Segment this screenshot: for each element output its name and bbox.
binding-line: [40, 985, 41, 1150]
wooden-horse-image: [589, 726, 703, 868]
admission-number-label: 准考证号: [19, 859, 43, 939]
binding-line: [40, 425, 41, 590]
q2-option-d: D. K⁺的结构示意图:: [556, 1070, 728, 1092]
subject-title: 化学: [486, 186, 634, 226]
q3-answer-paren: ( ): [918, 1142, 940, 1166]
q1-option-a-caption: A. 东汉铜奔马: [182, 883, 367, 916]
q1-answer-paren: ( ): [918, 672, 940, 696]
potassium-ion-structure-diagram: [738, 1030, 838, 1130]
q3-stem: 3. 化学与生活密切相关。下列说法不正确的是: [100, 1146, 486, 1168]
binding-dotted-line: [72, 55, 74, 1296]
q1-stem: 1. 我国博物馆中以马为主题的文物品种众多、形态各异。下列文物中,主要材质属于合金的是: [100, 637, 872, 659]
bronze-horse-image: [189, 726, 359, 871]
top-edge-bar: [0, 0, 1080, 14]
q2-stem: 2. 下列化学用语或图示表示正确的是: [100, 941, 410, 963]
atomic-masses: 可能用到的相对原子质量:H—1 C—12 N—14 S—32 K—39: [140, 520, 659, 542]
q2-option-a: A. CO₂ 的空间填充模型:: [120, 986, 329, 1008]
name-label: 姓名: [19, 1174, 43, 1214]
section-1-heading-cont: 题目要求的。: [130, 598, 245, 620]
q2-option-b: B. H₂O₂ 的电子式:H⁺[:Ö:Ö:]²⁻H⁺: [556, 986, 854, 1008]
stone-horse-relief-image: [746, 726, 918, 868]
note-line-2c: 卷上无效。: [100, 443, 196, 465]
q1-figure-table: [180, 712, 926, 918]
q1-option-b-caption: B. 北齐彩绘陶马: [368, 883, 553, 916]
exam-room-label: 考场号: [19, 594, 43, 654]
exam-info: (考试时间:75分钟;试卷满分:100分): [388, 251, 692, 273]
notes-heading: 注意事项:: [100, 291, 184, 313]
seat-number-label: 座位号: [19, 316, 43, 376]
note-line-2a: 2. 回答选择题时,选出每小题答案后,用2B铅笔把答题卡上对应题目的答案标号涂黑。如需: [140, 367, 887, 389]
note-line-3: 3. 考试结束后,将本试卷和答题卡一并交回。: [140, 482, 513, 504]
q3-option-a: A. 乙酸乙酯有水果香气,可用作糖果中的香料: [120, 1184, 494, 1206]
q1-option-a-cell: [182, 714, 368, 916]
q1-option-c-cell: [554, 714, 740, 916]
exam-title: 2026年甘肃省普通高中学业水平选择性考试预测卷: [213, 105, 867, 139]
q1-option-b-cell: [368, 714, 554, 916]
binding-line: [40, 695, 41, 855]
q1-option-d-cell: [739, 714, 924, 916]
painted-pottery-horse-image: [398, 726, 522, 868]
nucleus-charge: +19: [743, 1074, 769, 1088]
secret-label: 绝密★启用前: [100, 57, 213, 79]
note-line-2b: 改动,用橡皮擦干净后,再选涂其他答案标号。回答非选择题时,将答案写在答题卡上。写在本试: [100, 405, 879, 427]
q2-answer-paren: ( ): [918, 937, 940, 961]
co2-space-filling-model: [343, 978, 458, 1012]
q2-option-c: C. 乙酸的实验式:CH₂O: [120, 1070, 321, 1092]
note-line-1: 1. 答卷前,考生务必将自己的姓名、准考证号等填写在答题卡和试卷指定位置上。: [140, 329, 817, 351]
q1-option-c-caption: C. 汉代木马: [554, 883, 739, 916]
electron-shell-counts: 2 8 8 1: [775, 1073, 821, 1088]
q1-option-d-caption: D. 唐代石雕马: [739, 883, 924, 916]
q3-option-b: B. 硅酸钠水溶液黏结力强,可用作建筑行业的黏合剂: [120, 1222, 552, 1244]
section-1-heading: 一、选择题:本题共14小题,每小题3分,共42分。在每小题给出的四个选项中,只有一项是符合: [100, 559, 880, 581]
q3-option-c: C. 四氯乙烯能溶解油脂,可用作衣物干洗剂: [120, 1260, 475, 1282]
──────────────────────────────
**Problem statement:**
Print all of the records above again, character for character, with nothing changed.

**Complete answer:**
Segment this screenshot: for each element output its name and bbox.
binding-line: [40, 985, 41, 1150]
wooden-horse-image: [589, 726, 703, 868]
admission-number-label: 准考证号: [19, 859, 43, 939]
binding-line: [40, 425, 41, 590]
q2-option-d: D. K⁺的结构示意图:: [556, 1070, 728, 1092]
subject-title: 化学: [486, 186, 634, 226]
q3-answer-paren: ( ): [918, 1142, 940, 1166]
q1-option-a-caption: A. 东汉铜奔马: [182, 883, 367, 916]
q1-answer-paren: ( ): [918, 672, 940, 696]
potassium-ion-structure-diagram: [738, 1030, 838, 1130]
q3-stem: 3. 化学与生活密切相关。下列说法不正确的是: [100, 1146, 486, 1168]
binding-dotted-line: [72, 55, 74, 1296]
q1-stem: 1. 我国博物馆中以马为主题的文物品种众多、形态各异。下列文物中,主要材质属于合金的是: [100, 637, 872, 659]
bronze-horse-image: [189, 726, 359, 871]
top-edge-bar: [0, 0, 1080, 14]
q2-stem: 2. 下列化学用语或图示表示正确的是: [100, 941, 410, 963]
atomic-masses: 可能用到的相对原子质量:H—1 C—12 N—14 S—32 K—39: [140, 520, 659, 542]
q2-option-a: A. CO₂ 的空间填充模型:: [120, 986, 329, 1008]
name-label: 姓名: [19, 1174, 43, 1214]
section-1-heading-cont: 题目要求的。: [130, 598, 245, 620]
q2-option-b: B. H₂O₂ 的电子式:H⁺[:Ö:Ö:]²⁻H⁺: [556, 986, 854, 1008]
stone-horse-relief-image: [746, 726, 918, 868]
note-line-2c: 卷上无效。: [100, 443, 196, 465]
q1-figure-table: [180, 712, 926, 918]
q1-option-b-caption: B. 北齐彩绘陶马: [368, 883, 553, 916]
exam-room-label: 考场号: [19, 594, 43, 654]
exam-info: (考试时间:75分钟;试卷满分:100分): [388, 251, 692, 273]
notes-heading: 注意事项:: [100, 291, 184, 313]
seat-number-label: 座位号: [19, 316, 43, 376]
note-line-2a: 2. 回答选择题时,选出每小题答案后,用2B铅笔把答题卡上对应题目的答案标号涂黑。如需: [140, 367, 887, 389]
note-line-3: 3. 考试结束后,将本试卷和答题卡一并交回。: [140, 482, 513, 504]
q3-option-a: A. 乙酸乙酯有水果香气,可用作糖果中的香料: [120, 1184, 494, 1206]
q1-option-a-cell: [182, 714, 368, 916]
q1-option-c-cell: [554, 714, 740, 916]
exam-title: 2026年甘肃省普通高中学业水平选择性考试预测卷: [213, 105, 867, 139]
q1-option-b-cell: [368, 714, 554, 916]
binding-line: [40, 695, 41, 855]
q1-option-d-cell: [739, 714, 924, 916]
painted-pottery-horse-image: [398, 726, 522, 868]
nucleus-charge: +19: [743, 1074, 769, 1088]
secret-label: 绝密★启用前: [100, 57, 213, 79]
note-line-2b: 改动,用橡皮擦干净后,再选涂其他答案标号。回答非选择题时,将答案写在答题卡上。写在本试: [100, 405, 879, 427]
q2-answer-paren: ( ): [918, 937, 940, 961]
co2-space-filling-model: [343, 978, 458, 1012]
q2-option-c: C. 乙酸的实验式:CH₂O: [120, 1070, 321, 1092]
note-line-1: 1. 答卷前,考生务必将自己的姓名、准考证号等填写在答题卡和试卷指定位置上。: [140, 329, 817, 351]
q1-option-c-caption: C. 汉代木马: [554, 883, 739, 916]
electron-shell-counts: 2 8 8 1: [775, 1073, 821, 1088]
q1-option-d-caption: D. 唐代石雕马: [739, 883, 924, 916]
q3-option-b: B. 硅酸钠水溶液黏结力强,可用作建筑行业的黏合剂: [120, 1222, 552, 1244]
section-1-heading: 一、选择题:本题共14小题,每小题3分,共42分。在每小题给出的四个选项中,只有一项是符合: [100, 559, 880, 581]
q3-option-c: C. 四氯乙烯能溶解油脂,可用作衣物干洗剂: [120, 1260, 475, 1282]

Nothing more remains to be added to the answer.